▶ _DESCRIPTION OF THE TASK_: Drop the images; return everything else in the listing below exactly.

▶ _EXERCISE MATERIAL_:
· · · · ·
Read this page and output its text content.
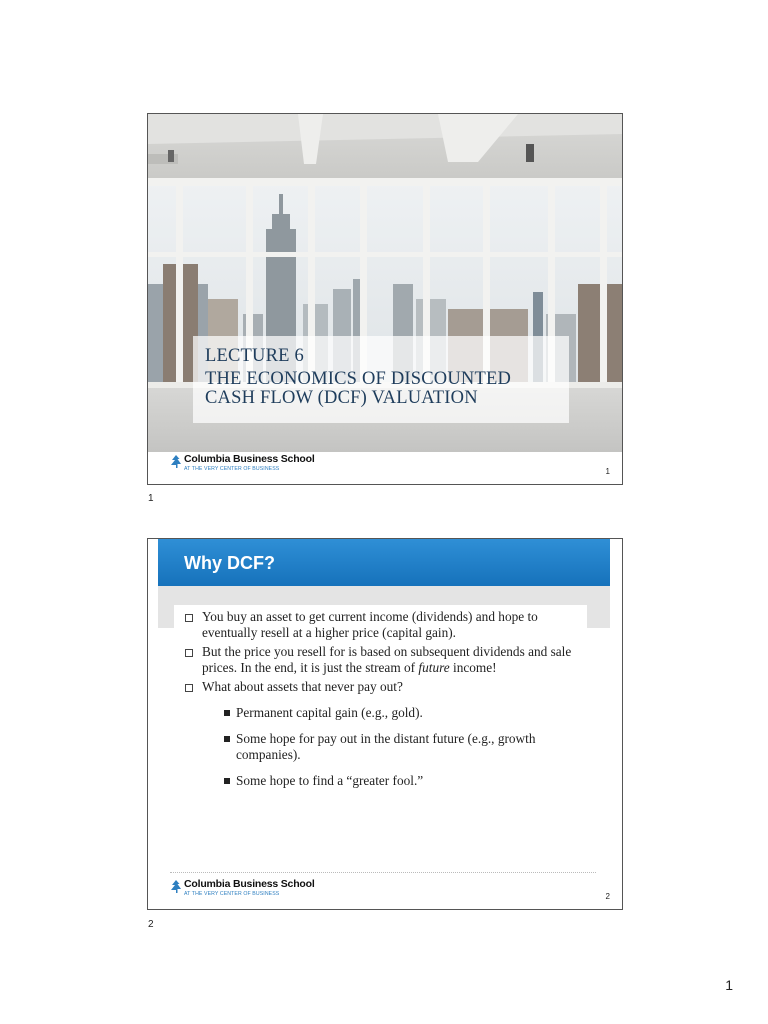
LECTURE 6
THE ECONOMICS OF DISCOUNTED
CASH FLOW (DCF) VALUATION
Columbia Business School
AT THE VERY CENTER OF BUSINESS	1
1
Why DCF?
You buy an asset to get current income (dividends) and hope to eventually resell at a higher price (capital gain).
But the price you resell for is based on subsequent dividends and sale prices. In the end, it is just the stream of future income!
What about assets that never pay out?
Permanent capital gain (e.g., gold).
Some hope for pay out in the distant future (e.g., growth companies).
Some hope to find a “greater fool.”
Columbia Business School
AT THE VERY CENTER OF BUSINESS	2
2
1
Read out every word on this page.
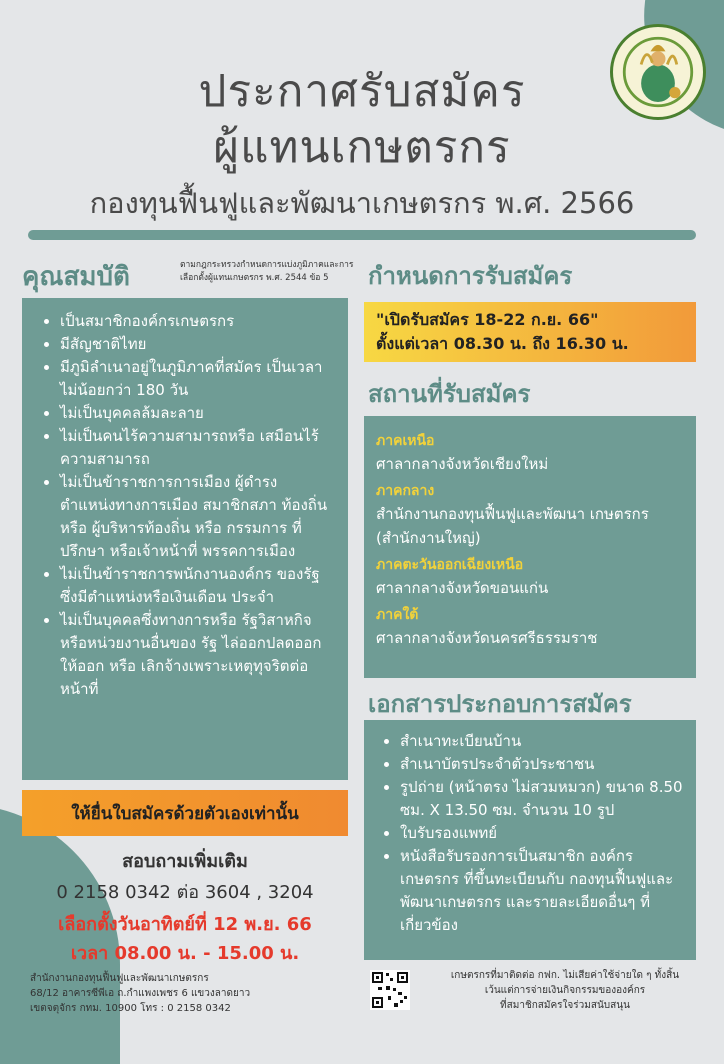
ประกาศรับสมัคร
ผู้แทนเกษตรกร
กองทุนฟื้นฟูและพัฒนาเกษตรกร พ.ศ. 2566
คุณสมบัติ	ตามกฎกระทรวงกำหนดการแบ่งภูมิภาคและการเลือกตั้งผู้แทนเกษตรกร พ.ศ. 2544 ข้อ 5
• เป็นสมาชิกองค์กรเกษตรกร
• มีสัญชาติไทย
• มีภูมิลำเนาอยู่ในภูมิภาคที่สมัคร เป็นเวลาไม่น้อยกว่า 180 วัน
• ไม่เป็นบุคคลล้มละลาย
• ไม่เป็นคนไร้ความสามารถหรือ เสมือนไร้ความสามารถ
• ไม่เป็นข้าราชการการเมือง ผู้ดำรง ตำแหน่งทางการเมือง สมาชิกสภา ท้องถิ่น หรือ ผู้บริหารท้องถิ่น หรือ กรรมการ ที่ปรึกษา หรือเจ้าหน้าที่ พรรคการเมือง
• ไม่เป็นข้าราชการพนักงานองค์กร ของรัฐซึ่งมีตำแหน่งหรือเงินเดือน ประจำ
• ไม่เป็นบุคคลซึ่งทางการหรือ รัฐวิสาหกิจหรือหน่วยงานอื่นของ รัฐ ไล่ออกปลดออก ให้ออก หรือ เลิกจ้างเพราะเหตุทุจริตต่อหน้าที่
ให้ยื่นใบสมัครด้วยตัวเองเท่านั้น
สอบถามเพิ่มเติม
0 2158 0342 ต่อ 3604 , 3204
เลือกตั้งวันอาทิตย์ที่ 12 พ.ย. 66
เวลา 08.00 น. - 15.00 น.
สำนักงานกองทุนฟื้นฟูและพัฒนาเกษตรกร
68/12 อาคารซีพีเอ ถ.กำแพงเพชร 6 แขวงลาดยาว
เขตจตุจักร กทม. 10900 โทร : 0 2158 0342
กำหนดการรับสมัคร
"เปิดรับสมัคร 18-22 ก.ย. 66"
ตั้งแต่เวลา 08.30 น. ถึง 16.30 น.
สถานที่รับสมัคร
ภาคเหนือ
ศาลากลางจังหวัดเชียงใหม่
ภาคกลาง
สำนักงานกองทุนฟื้นฟูและพัฒนา เกษตรกร (สำนักงานใหญ่)
ภาคตะวันออกเฉียงเหนือ
ศาลากลางจังหวัดขอนแก่น
ภาคใต้
ศาลากลางจังหวัดนครศรีธรรมราช
เอกสารประกอบการสมัคร
• สำเนาทะเบียนบ้าน
• สำเนาบัตรประจำตัวประชาชน
• รูปถ่าย (หน้าตรง ไม่สวมหมวก) ขนาด 8.50 ซม. X 13.50 ซม. จำนวน 10 รูป
• ใบรับรองแพทย์
• หนังสือรับรองการเป็นสมาชิก องค์กรเกษตรกร ที่ขึ้นทะเบียนกับ กองทุนฟื้นฟูและพัฒนาเกษตรกร และรายละเอียดอื่นๆ ที่เกี่ยวข้อง
เกษตรกรที่มาติดต่อ กฟก. ไม่เสียค่าใช้จ่ายใด ๆ ทั้งสิ้น
เว้นแต่การจ่ายเงินกิจกรรมขององค์กร
ที่สมาชิกสมัครใจร่วมสนับสนุน
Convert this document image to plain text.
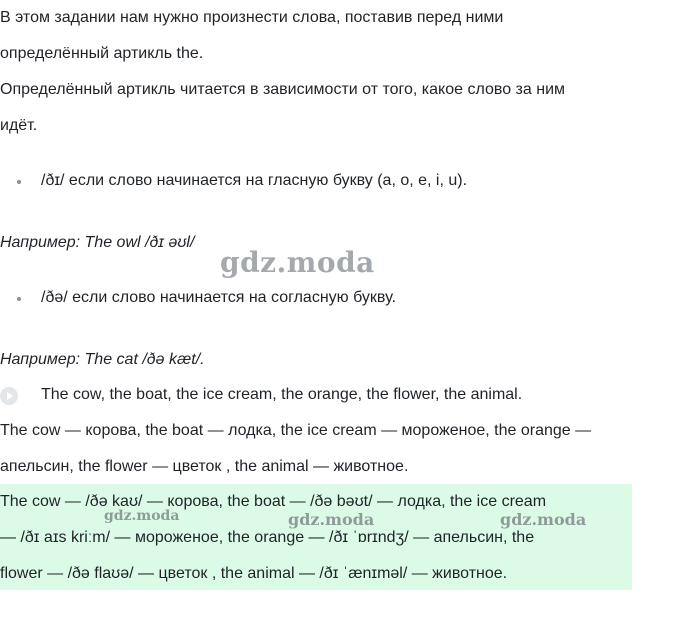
В этом задании нам нужно произнести слова, поставив перед ними
определённый артикль the.
Определённый артикль читается в зависимости от того, какое слово за ним
идёт.
/ðɪ/ если слово начинается на гласную букву (a, o, e, i, u).
Например: The owl /ðɪ əʊl/
gdz.moda
/ðə/ если слово начинается на согласную букву.
Например: The cat /ðə kæt/.
The cow, the boat, the ice cream, the orange, the flower, the animal.
The cow — корова, the boat — лодка, the ice cream — мороженое, the orange —
апельсин, the flower — цветок , the animal — животное.
The cow — /ðə kaʊ/ — корова, the boat — /ðə bəʊt/ — лодка, the ice cream
— /ðɪ aɪs kriːm/ — мороженое, the orange — /ðɪ ˈɒrɪndʒ/ — апельсин, the
flower — /ðə flaʊə/ — цветок , the animal — /ðɪ ˈænɪməl/ — животное.
gdz.moda	gdz.moda	gdz.moda
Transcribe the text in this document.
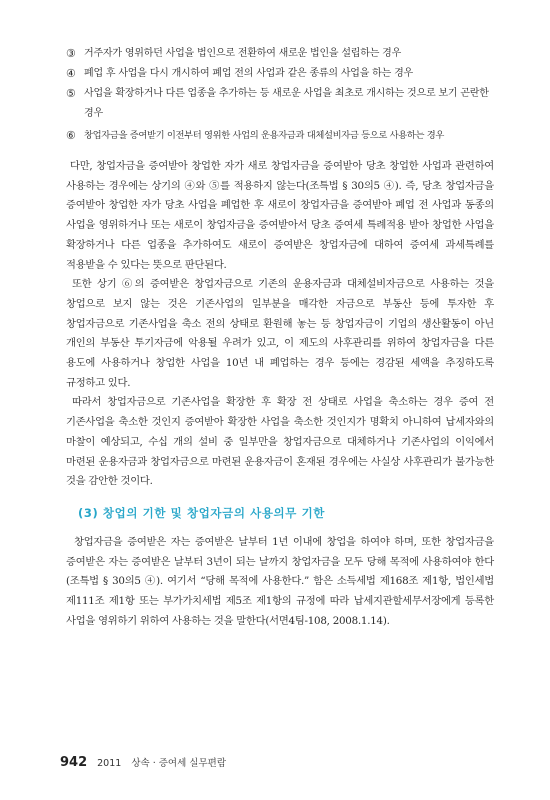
③ 거주자가 영위하던 사업을 법인으로 전환하여 새로운 법인을 설립하는 경우
④ 폐업 후 사업을 다시 개시하여 폐업 전의 사업과 같은 종류의 사업을 하는 경우
⑤ 사업을 확장하거나 다른 업종을 추가하는 등 새로운 사업을 최초로 개시하는 것으로 보기 곤란한 경우
⑥ 창업자금을 증여받기 이전부터 영위한 사업의 운용자금과 대체설비자금 등으로 사용하는 경우

다만, 창업자금을 증여받아 창업한 자가 새로 창업자금을 증여받아 당초 창업한 사업과 관련하여 사용하는 경우에는 상기의 ④와 ⑤를 적용하지 않는다(조특법 § 30의5 ④). 즉, 당초 창업자금을 증여받아 창업한 자가 당초 사업을 폐업한 후 새로이 창업자금을 증여받아 폐업 전 사업과 동종의 사업을 영위하거나 또는 새로이 창업자금을 증여받아서 당초 증여세 특례적용 받아 창업한 사업을 확장하거나 다른 업종을 추가하여도 새로이 증여받은 창업자금에 대하여 증여세 과세특례를 적용받을 수 있다는 뜻으로 판단된다.

또한 상기 ⑥의 증여받은 창업자금으로 기존의 운용자금과 대체설비자금으로 사용하는 것을 창업으로 보지 않는 것은 기존사업의 일부분을 매각한 자금으로 부동산 등에 투자한 후 창업자금으로 기존사업을 축소 전의 상태로 환원해 놓는 등 창업자금이 기업의 생산활동이 아닌 개인의 부동산 투기자금에 악용될 우려가 있고, 이 제도의 사후관리를 위하여 창업자금을 다른 용도에 사용하거나 창업한 사업을 10년 내 폐업하는 경우 등에는 경감된 세액을 추징하도록 규정하고 있다.

따라서 창업자금으로 기존사업을 확장한 후 확장 전 상태로 사업을 축소하는 경우 증여 전 기존사업을 축소한 것인지 증여받아 확장한 사업을 축소한 것인지가 명확치 아니하여 납세자와의 마찰이 예상되고, 수십 개의 설비 중 일부만을 창업자금으로 대체하거나 기존사업의 이익에서 마련된 운용자금과 창업자금으로 마련된 운용자금이 혼재된 경우에는 사실상 사후관리가 불가능한 것을 감안한 것이다.

(3) 창업의 기한 및 창업자금의 사용의무 기한

창업자금을 증여받은 자는 증여받은 날부터 1년 이내에 창업을 하여야 하며, 또한 창업자금을 증여받은 자는 증여받은 날부터 3년이 되는 날까지 창업자금을 모두 당해 목적에 사용하여야 한다(조특법 § 30의5 ④). 여기서 “당해 목적에 사용한다.” 함은 소득세법 제168조 제1항, 법인세법 제111조 제1항 또는 부가가치세법 제5조 제1항의 규정에 따라 납세지관할세무서장에게 등록한 사업을 영위하기 위하여 사용하는 것을 말한다(서면4팀-108, 2008.1.14).

942 2011 상속 · 증여세 실무편람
· · · · ·
▶ _FINAL RESULT_:
Read this page and output its text content.
LECTURE 6
THE ECONOMICS OF DISCOUNTED
CASH FLOW (DCF) VALUATION
Columbia Business School
AT THE VERY CENTER OF BUSINESS	1
1
Why DCF?
You buy an asset to get current income (dividends) and hope to eventually resell at a higher price (capital gain).
But the price you resell for is based on subsequent dividends and sale prices. In the end, it is just the stream of future income!
What about assets that never pay out?
Permanent capital gain (e.g., gold).
Some hope for pay out in the distant future (e.g., growth companies).
Some hope to find a “greater fool.”
Columbia Business School
AT THE VERY CENTER OF BUSINESS	2
2
1
Read out every word on this page.
ประกาศรับสมัคร
ผู้แทนเกษตรกร
กองทุนฟื้นฟูและพัฒนาเกษตรกร พ.ศ. 2566
คุณสมบัติ	ตามกฎกระทรวงกำหนดการแบ่งภูมิภาคและการเลือกตั้งผู้แทนเกษตรกร พ.ศ. 2544 ข้อ 5
• เป็นสมาชิกองค์กรเกษตรกร
• มีสัญชาติไทย
• มีภูมิลำเนาอยู่ในภูมิภาคที่สมัคร เป็นเวลาไม่น้อยกว่า 180 วัน
• ไม่เป็นบุคคลล้มละลาย
• ไม่เป็นคนไร้ความสามารถหรือ เสมือนไร้ความสามารถ
• ไม่เป็นข้าราชการการเมือง ผู้ดำรง ตำแหน่งทางการเมือง สมาชิกสภา ท้องถิ่น หรือ ผู้บริหารท้องถิ่น หรือ กรรมการ ที่ปรึกษา หรือเจ้าหน้าที่ พรรคการเมือง
• ไม่เป็นข้าราชการพนักงานองค์กร ของรัฐซึ่งมีตำแหน่งหรือเงินเดือน ประจำ
• ไม่เป็นบุคคลซึ่งทางการหรือ รัฐวิสาหกิจหรือหน่วยงานอื่นของ รัฐ ไล่ออกปลดออก ให้ออก หรือ เลิกจ้างเพราะเหตุทุจริตต่อหน้าที่
ให้ยื่นใบสมัครด้วยตัวเองเท่านั้น
สอบถามเพิ่มเติม
0 2158 0342 ต่อ 3604 , 3204
เลือกตั้งวันอาทิตย์ที่ 12 พ.ย. 66
เวลา 08.00 น. - 15.00 น.
สำนักงานกองทุนฟื้นฟูและพัฒนาเกษตรกร
68/12 อาคารซีพีเอ ถ.กำแพงเพชร 6 แขวงลาดยาว
เขตจตุจักร กทม. 10900 โทร : 0 2158 0342
กำหนดการรับสมัคร
"เปิดรับสมัคร 18-22 ก.ย. 66"
ตั้งแต่เวลา 08.30 น. ถึง 16.30 น.
สถานที่รับสมัคร
ภาคเหนือ
ศาลากลางจังหวัดเชียงใหม่
ภาคกลาง
สำนักงานกองทุนฟื้นฟูและพัฒนา เกษตรกร (สำนักงานใหญ่)
ภาคตะวันออกเฉียงเหนือ
ศาลากลางจังหวัดขอนแก่น
ภาคใต้
ศาลากลางจังหวัดนครศรีธรรมราช
เอกสารประกอบการสมัคร
• สำเนาทะเบียนบ้าน
• สำเนาบัตรประจำตัวประชาชน
• รูปถ่าย (หน้าตรง ไม่สวมหมวก) ขนาด 8.50 ซม. X 13.50 ซม. จำนวน 10 รูป
• ใบรับรองแพทย์
• หนังสือรับรองการเป็นสมาชิก องค์กรเกษตรกร ที่ขึ้นทะเบียนกับ กองทุนฟื้นฟูและพัฒนาเกษตรกร และรายละเอียดอื่นๆ ที่เกี่ยวข้อง
เกษตรกรที่มาติดต่อ กฟก. ไม่เสียค่าใช้จ่ายใด ๆ ทั้งสิ้น
เว้นแต่การจ่ายเงินกิจกรรมขององค์กร
ที่สมาชิกสมัครใจร่วมสนับสนุน
Convert this document image to plain text.
В этом задании нам нужно произнести слова, поставив перед ними
определённый артикль the.
Определённый артикль читается в зависимости от того, какое слово за ним
идёт.
/ðɪ/ если слово начинается на гласную букву (a, o, e, i, u).
Например: The owl /ðɪ əʊl/
gdz.moda
/ðə/ если слово начинается на согласную букву.
Например: The cat /ðə kæt/.
The cow, the boat, the ice cream, the orange, the flower, the animal.
The cow — корова, the boat — лодка, the ice cream — мороженое, the orange —
апельсин, the flower — цветок , the animal — животное.
The cow — /ðə kaʊ/ — корова, the boat — /ðə bəʊt/ — лодка, the ice cream
— /ðɪ aɪs kriːm/ — мороженое, the orange — /ðɪ ˈɒrɪndʒ/ — апельсин, the
flower — /ðə flaʊə/ — цветок , the animal — /ðɪ ˈænɪməl/ — животное.
gdz.moda	gdz.moda	gdz.moda
Transcribe the text in this document.
③ 거주자가 영위하던 사업을 법인으로 전환하여 새로운 법인을 설립하는 경우
④ 폐업 후 사업을 다시 개시하여 폐업 전의 사업과 같은 종류의 사업을 하는 경우
⑤ 사업을 확장하거나 다른 업종을 추가하는 등 새로운 사업을 최초로 개시하는 것으로 보기 곤란한 경우
⑥ 창업자금을 증여받기 이전부터 영위한 사업의 운용자금과 대체설비자금 등으로 사용하는 경우

다만, 창업자금을 증여받아 창업한 자가 새로 창업자금을 증여받아 당초 창업한 사업과 관련하여 사용하는 경우에는 상기의 ④와 ⑤를 적용하지 않는다(조특법 § 30의5 ④). 즉, 당초 창업자금을 증여받아 창업한 자가 당초 사업을 폐업한 후 새로이 창업자금을 증여받아 폐업 전 사업과 동종의 사업을 영위하거나 또는 새로이 창업자금을 증여받아서 당초 증여세 특례적용 받아 창업한 사업을 확장하거나 다른 업종을 추가하여도 새로이 증여받은 창업자금에 대하여 증여세 과세특례를 적용받을 수 있다는 뜻으로 판단된다.

또한 상기 ⑥의 증여받은 창업자금으로 기존의 운용자금과 대체설비자금으로 사용하는 것을 창업으로 보지 않는 것은 기존사업의 일부분을 매각한 자금으로 부동산 등에 투자한 후 창업자금으로 기존사업을 축소 전의 상태로 환원해 놓는 등 창업자금이 기업의 생산활동이 아닌 개인의 부동산 투기자금에 악용될 우려가 있고, 이 제도의 사후관리를 위하여 창업자금을 다른 용도에 사용하거나 창업한 사업을 10년 내 폐업하는 경우 등에는 경감된 세액을 추징하도록 규정하고 있다.

따라서 창업자금으로 기존사업을 확장한 후 확장 전 상태로 사업을 축소하는 경우 증여 전 기존사업을 축소한 것인지 증여받아 확장한 사업을 축소한 것인지가 명확치 아니하여 납세자와의 마찰이 예상되고, 수십 개의 설비 중 일부만을 창업자금으로 대체하거나 기존사업의 이익에서 마련된 운용자금과 창업자금으로 마련된 운용자금이 혼재된 경우에는 사실상 사후관리가 불가능한 것을 감안한 것이다.

(3) 창업의 기한 및 창업자금의 사용의무 기한

창업자금을 증여받은 자는 증여받은 날부터 1년 이내에 창업을 하여야 하며, 또한 창업자금을 증여받은 자는 증여받은 날부터 3년이 되는 날까지 창업자금을 모두 당해 목적에 사용하여야 한다(조특법 § 30의5 ④). 여기서 “당해 목적에 사용한다.” 함은 소득세법 제168조 제1항, 법인세법 제111조 제1항 또는 부가가치세법 제5조 제1항의 규정에 따라 납세지관할세무서장에게 등록한 사업을 영위하기 위하여 사용하는 것을 말한다(서면4팀-108, 2008.1.14).

942 2011 상속 · 증여세 실무편람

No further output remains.